#### What to work on:
Among the lines below, count those with "Websetup". Give only the number.

#### Rows:
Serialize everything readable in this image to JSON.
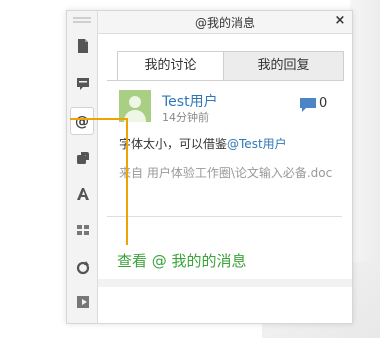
{
  "panel": {
    "title": "@我的消息",
    "close_symbol": "×"
  },
  "rail": {
    "icons": [
      "document-icon",
      "comment-icon",
      "mention-icon",
      "layers-icon",
      "text-style-icon",
      "grid-icon",
      "refresh-icon",
      "play-icon"
    ],
    "active": "mention-icon"
  },
  "tabs": [
    {
      "label": "我的讨论",
      "active": true
    },
    {
      "label": "我的回复",
      "active": false
    }
  ],
  "message": {
    "user": "Test用户",
    "time": "14分钟前",
    "comment_count": "0",
    "text_before": "字体太小，可以借鉴",
    "mention": "@Test用户",
    "source": "来自 用户体验工作圈\\论文输入必备.doc"
  },
  "annotation": {
    "label": "查看 @ 我的的消息"
  },
  "colors": {
    "accent_blue": "#2e78b8",
    "annotation_orange": "#f0a300",
    "annotation_green": "#3aa33a",
    "avatar_green": "#a9cf85"
  }
}
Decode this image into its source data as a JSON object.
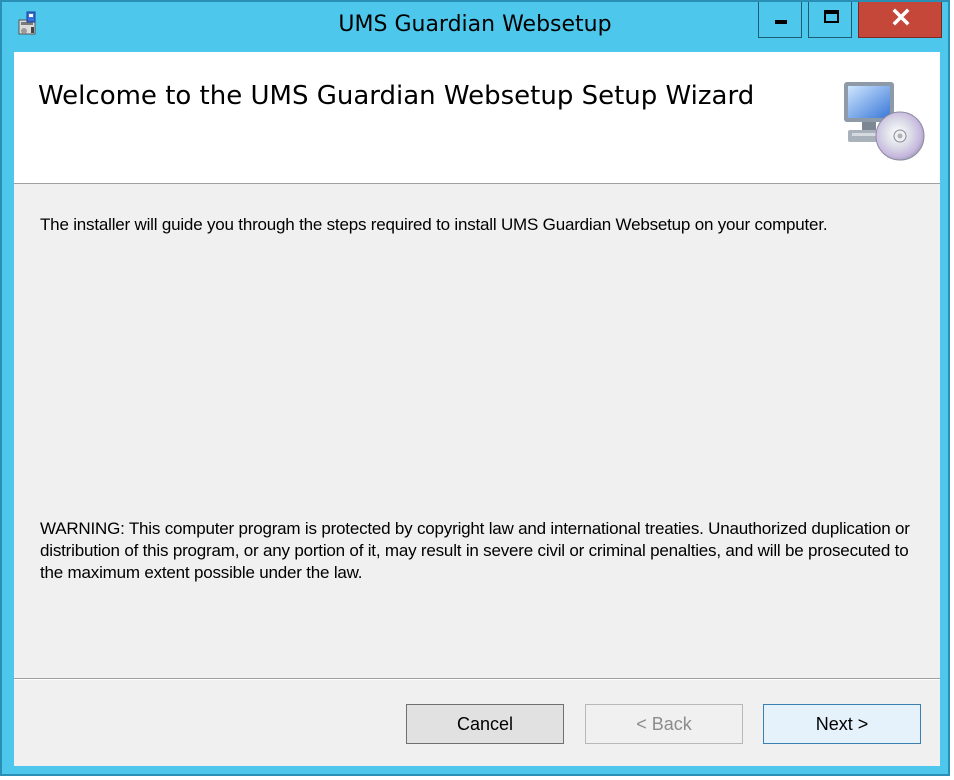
{
  "window": {
    "title": "UMS Guardian Websetup",
    "icons": {
      "app": "installer-icon",
      "minimize": "minimize-icon",
      "maximize": "maximize-icon",
      "close": "close-icon",
      "header": "computer-disc-icon"
    },
    "colors": {
      "frame": "#4dc8ec",
      "close_button": "#c4473a",
      "client": "#f0f0f0",
      "header": "#ffffff"
    }
  },
  "wizard": {
    "heading": "Welcome to the UMS Guardian Websetup Setup Wizard",
    "intro": "The installer will guide you through the steps required to install UMS Guardian Websetup on your computer.",
    "warning": "WARNING: This computer program is protected by copyright law and international treaties. Unauthorized duplication or distribution of this program, or any portion of it, may result in severe civil or criminal penalties, and will be prosecuted to the maximum extent possible under the law."
  },
  "buttons": {
    "cancel": "Cancel",
    "back": "< Back",
    "next": "Next >"
  }
}
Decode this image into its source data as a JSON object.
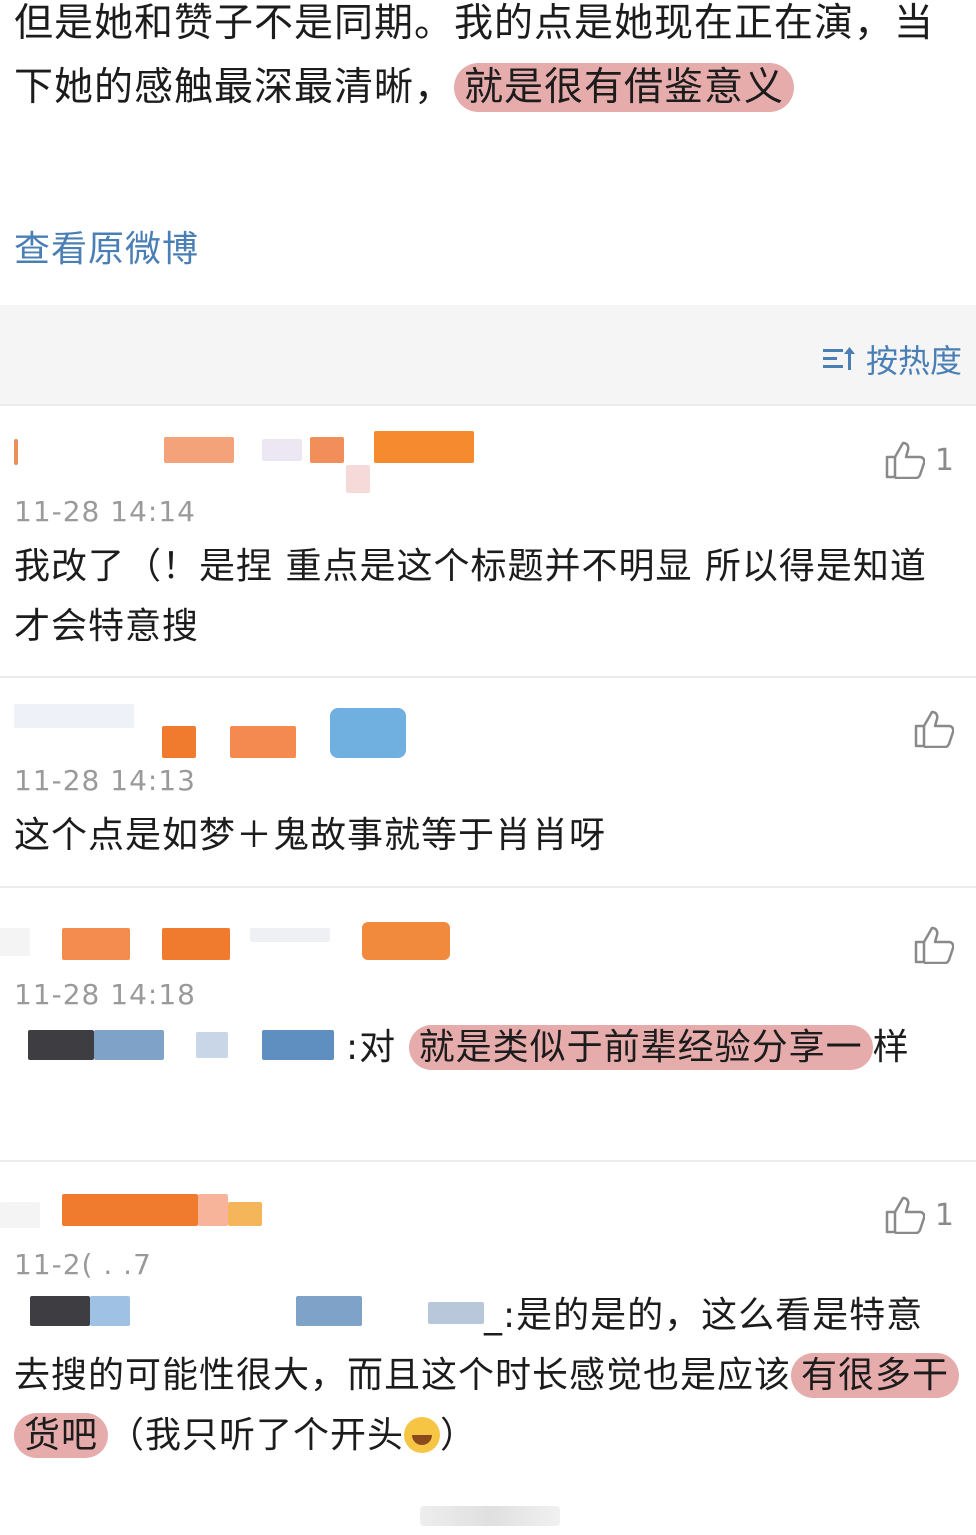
{
  "post": {
    "text_a": "但是她和赞子不是同期。我的点是她现在正在演，当下她的感触最深最清晰，",
    "text_highlight": "就是很有借鉴意义",
    "view_original": "查看原微博"
  },
  "sort": {
    "label": "按热度"
  },
  "comments": [
    {
      "time": "11-28 14:14",
      "likes": "1",
      "text": "我改了（！是捏 重点是这个标题并不明显 所以得是知道才会特意搜"
    },
    {
      "time": "11-28 14:13",
      "likes": "",
      "text": "这个点是如梦＋鬼故事就等于肖肖呀"
    },
    {
      "time": "11-28 14:18",
      "likes": "",
      "reply_prefix": ":对 ",
      "text_highlight": "就是类似于前辈经验分享一",
      "text_after": "样"
    },
    {
      "time": "11-2( .  .7",
      "likes": "1",
      "reply_prefix": "_:是的是的，这么看是特意去搜的可能性很大，而且这个时长感觉也是应该",
      "text_highlight": "有很多干货吧",
      "text_after": "（我只听了个开头",
      "text_end": "）"
    }
  ],
  "colors": {
    "link_blue": "#4a7fb5",
    "highlight": "#d67878",
    "time_gray": "#9a9a9a",
    "orange": "#f07a2e"
  },
  "icons": [
    "sort-icon",
    "thumbs-up-icon",
    "laughing-emoji-icon"
  ]
}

#### Reply to the task:
3